(Dataset rows)
■ ■ ■ ■ ■ ■ ■
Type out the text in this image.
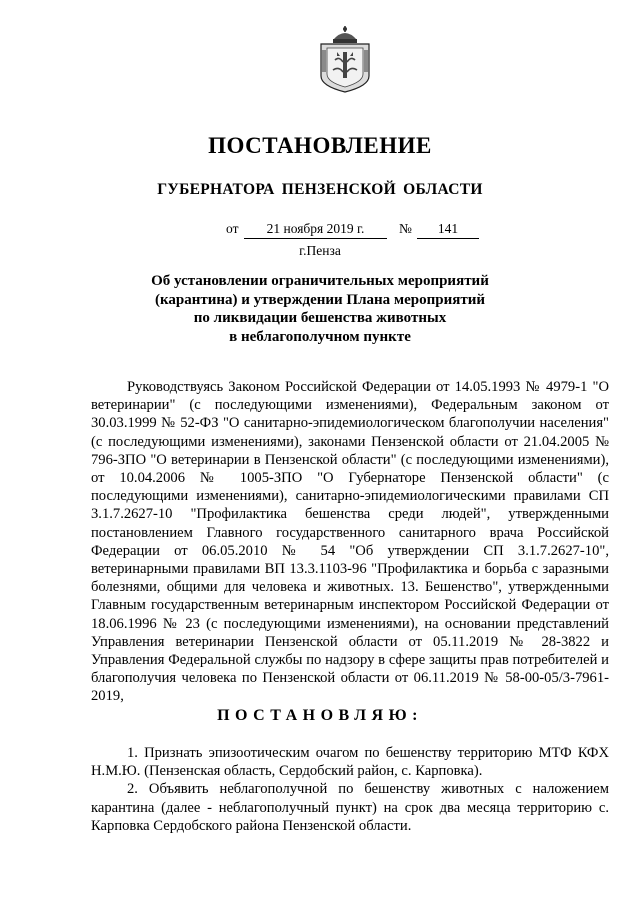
ПОСТАНОВЛЕНИЕ
ГУБЕРНАТОРА ПЕНЗЕНСКОЙ ОБЛАСТИ
от	21 ноября 2019 г.	№	141
г.Пенза
Об установлении ограничительных мероприятий
(карантина) и утверждении Плана мероприятий
по ликвидации бешенства животных
в неблагополучном пункте

Руководствуясь Законом Российской Федерации от 14.05.1993 № 4979-1 "О ветеринарии" (с последующими изменениями), Федеральным законом от 30.03.1999 № 52-ФЗ "О санитарно-эпидемиологическом благополучии населения" (с последующими изменениями), законами Пензенской области от 21.04.2005 № 796-ЗПО "О ветеринарии в Пензенской области" (с последующими изменениями), от 10.04.2006 № 1005-ЗПО "О Губернаторе Пензенской области" (с последующими изменениями), санитарно-эпидемиологическими правилами СП 3.1.7.2627-10 "Профилактика бешенства среди людей", утвержденными постановлением Главного государственного санитарного врача Российской Федерации от 06.05.2010 № 54 "Об утверждении СП 3.1.7.2627-10", ветеринарными правилами ВП 13.3.1103-96 "Профилактика и борьба с заразными болезнями, общими для человека и животных. 13. Бешенство", утвержденными Главным государственным ветеринарным инспектором Российской Федерации от 18.06.1996 № 23 (с последующими изменениями), на основании представлений Управления ветеринарии Пензенской области от 05.11.2019 № 28-3822 и Управления Федеральной службы по надзору в сфере защиты прав потребителей и благополучия человека по Пензенской области от 06.11.2019 № 58-00-05/3-7961-2019,

ПОСТАНОВЛЯЮ:

1. Признать эпизоотическим очагом по бешенству территорию МТФ КФХ Н.М.Ю. (Пензенская область, Сердобский район, с. Карповка).

2. Объявить неблагополучной по бешенству животных с наложением карантина (далее - неблагополучный пункт) на срок два месяца территорию с. Карповка Сердобского района Пензенской области.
■ ■ ■ ■ ■ ■ ■
:: WHAT YOU SHOULD DO ::
Repeat the material above word for word, please, apart from its images.

:: SOLUTION TO THIS EXERCISE ::
Type out the text in this image.
ПОСТАНОВЛЕНИЕ
ГУБЕРНАТОРА ПЕНЗЕНСКОЙ ОБЛАСТИ
от	21 ноября 2019 г.	№	141
г.Пенза
Об установлении ограничительных мероприятий
(карантина) и утверждении Плана мероприятий
по ликвидации бешенства животных
в неблагополучном пункте

Руководствуясь Законом Российской Федерации от 14.05.1993 № 4979-1 "О ветеринарии" (с последующими изменениями), Федеральным законом от 30.03.1999 № 52-ФЗ "О санитарно-эпидемиологическом благополучии населения" (с последующими изменениями), законами Пензенской области от 21.04.2005 № 796-ЗПО "О ветеринарии в Пензенской области" (с последующими изменениями), от 10.04.2006 № 1005-ЗПО "О Губернаторе Пензенской области" (с последующими изменениями), санитарно-эпидемиологическими правилами СП 3.1.7.2627-10 "Профилактика бешенства среди людей", утвержденными постановлением Главного государственного санитарного врача Российской Федерации от 06.05.2010 № 54 "Об утверждении СП 3.1.7.2627-10", ветеринарными правилами ВП 13.3.1103-96 "Профилактика и борьба с заразными болезнями, общими для человека и животных. 13. Бешенство", утвержденными Главным государственным ветеринарным инспектором Российской Федерации от 18.06.1996 № 23 (с последующими изменениями), на основании представлений Управления ветеринарии Пензенской области от 05.11.2019 № 28-3822 и Управления Федеральной службы по надзору в сфере защиты прав потребителей и благополучия человека по Пензенской области от 06.11.2019 № 58-00-05/3-7961-2019,

ПОСТАНОВЛЯЮ:

1. Признать эпизоотическим очагом по бешенству территорию МТФ КФХ Н.М.Ю. (Пензенская область, Сердобский район, с. Карповка).

2. Объявить неблагополучной по бешенству животных с наложением карантина (далее - неблагополучный пункт) на срок два месяца территорию с. Карповка Сердобского района Пензенской области.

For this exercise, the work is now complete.